» **Short exercise**: Print the listing that follows, character for character.

********

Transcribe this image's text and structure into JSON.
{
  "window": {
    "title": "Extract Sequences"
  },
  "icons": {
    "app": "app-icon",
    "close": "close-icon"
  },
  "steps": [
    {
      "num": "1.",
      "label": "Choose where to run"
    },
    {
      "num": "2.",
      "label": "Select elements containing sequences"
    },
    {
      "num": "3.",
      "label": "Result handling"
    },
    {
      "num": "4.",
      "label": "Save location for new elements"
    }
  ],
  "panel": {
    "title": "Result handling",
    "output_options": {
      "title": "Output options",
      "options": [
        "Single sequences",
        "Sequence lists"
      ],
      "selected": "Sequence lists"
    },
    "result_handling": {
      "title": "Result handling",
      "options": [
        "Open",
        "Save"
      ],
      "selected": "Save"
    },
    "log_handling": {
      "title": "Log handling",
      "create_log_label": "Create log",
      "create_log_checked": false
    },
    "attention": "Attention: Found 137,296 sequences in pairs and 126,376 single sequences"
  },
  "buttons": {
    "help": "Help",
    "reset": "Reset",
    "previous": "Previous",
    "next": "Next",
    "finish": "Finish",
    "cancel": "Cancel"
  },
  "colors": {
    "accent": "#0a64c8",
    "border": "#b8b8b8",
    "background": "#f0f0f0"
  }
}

********

» **Exercise result**:
Transcribe this image's text and structure into JSON.
{
  "window": {
    "title": "Extract Sequences"
  },
  "icons": {
    "app": "app-icon",
    "close": "close-icon"
  },
  "steps": [
    {
      "num": "1.",
      "label": "Choose where to run"
    },
    {
      "num": "2.",
      "label": "Select elements containing sequences"
    },
    {
      "num": "3.",
      "label": "Result handling"
    },
    {
      "num": "4.",
      "label": "Save location for new elements"
    }
  ],
  "panel": {
    "title": "Result handling",
    "output_options": {
      "title": "Output options",
      "options": [
        "Single sequences",
        "Sequence lists"
      ],
      "selected": "Sequence lists"
    },
    "result_handling": {
      "title": "Result handling",
      "options": [
        "Open",
        "Save"
      ],
      "selected": "Save"
    },
    "log_handling": {
      "title": "Log handling",
      "create_log_label": "Create log",
      "create_log_checked": false
    },
    "attention": "Attention: Found 137,296 sequences in pairs and 126,376 single sequences"
  },
  "buttons": {
    "help": "Help",
    "reset": "Reset",
    "previous": "Previous",
    "next": "Next",
    "finish": "Finish",
    "cancel": "Cancel"
  },
  "colors": {
    "accent": "#0a64c8",
    "border": "#b8b8b8",
    "background": "#f0f0f0"
  }
}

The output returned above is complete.